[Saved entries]
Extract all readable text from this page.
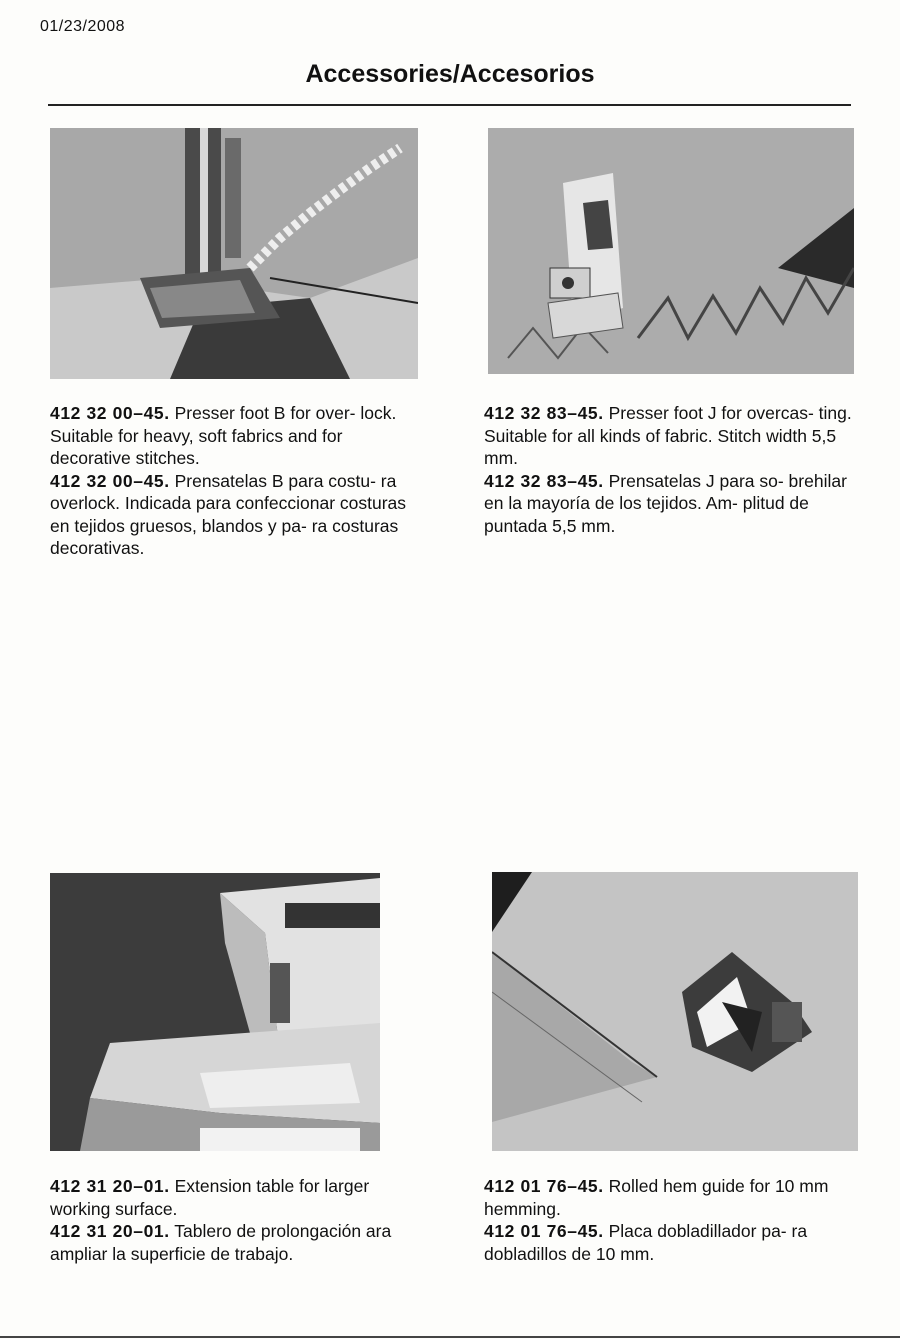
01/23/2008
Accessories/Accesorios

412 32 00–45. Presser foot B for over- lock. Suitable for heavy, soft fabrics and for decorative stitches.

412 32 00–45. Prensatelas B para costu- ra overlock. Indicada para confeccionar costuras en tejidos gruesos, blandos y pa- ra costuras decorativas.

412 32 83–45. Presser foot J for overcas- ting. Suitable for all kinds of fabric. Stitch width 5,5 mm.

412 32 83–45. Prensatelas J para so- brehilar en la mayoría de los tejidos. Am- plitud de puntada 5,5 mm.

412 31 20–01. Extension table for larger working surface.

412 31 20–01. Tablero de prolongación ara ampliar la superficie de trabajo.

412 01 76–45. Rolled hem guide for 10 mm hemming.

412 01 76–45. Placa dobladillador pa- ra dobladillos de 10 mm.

=== Stated task ===
Pictures are to be left out; repeat all the remaining data exactly.

=== Response to this task ===
Extract all readable text from this page.
01/23/2008
Accessories/Accesorios

412 32 00–45. Presser foot B for over- lock. Suitable for heavy, soft fabrics and for decorative stitches.

412 32 00–45. Prensatelas B para costu- ra overlock. Indicada para confeccionar costuras en tejidos gruesos, blandos y pa- ra costuras decorativas.

412 32 83–45. Presser foot J for overcas- ting. Suitable for all kinds of fabric. Stitch width 5,5 mm.

412 32 83–45. Prensatelas J para so- brehilar en la mayoría de los tejidos. Am- plitud de puntada 5,5 mm.

412 31 20–01. Extension table for larger working surface.

412 31 20–01. Tablero de prolongación ara ampliar la superficie de trabajo.

412 01 76–45. Rolled hem guide for 10 mm hemming.

412 01 76–45. Placa dobladillador pa- ra dobladillos de 10 mm.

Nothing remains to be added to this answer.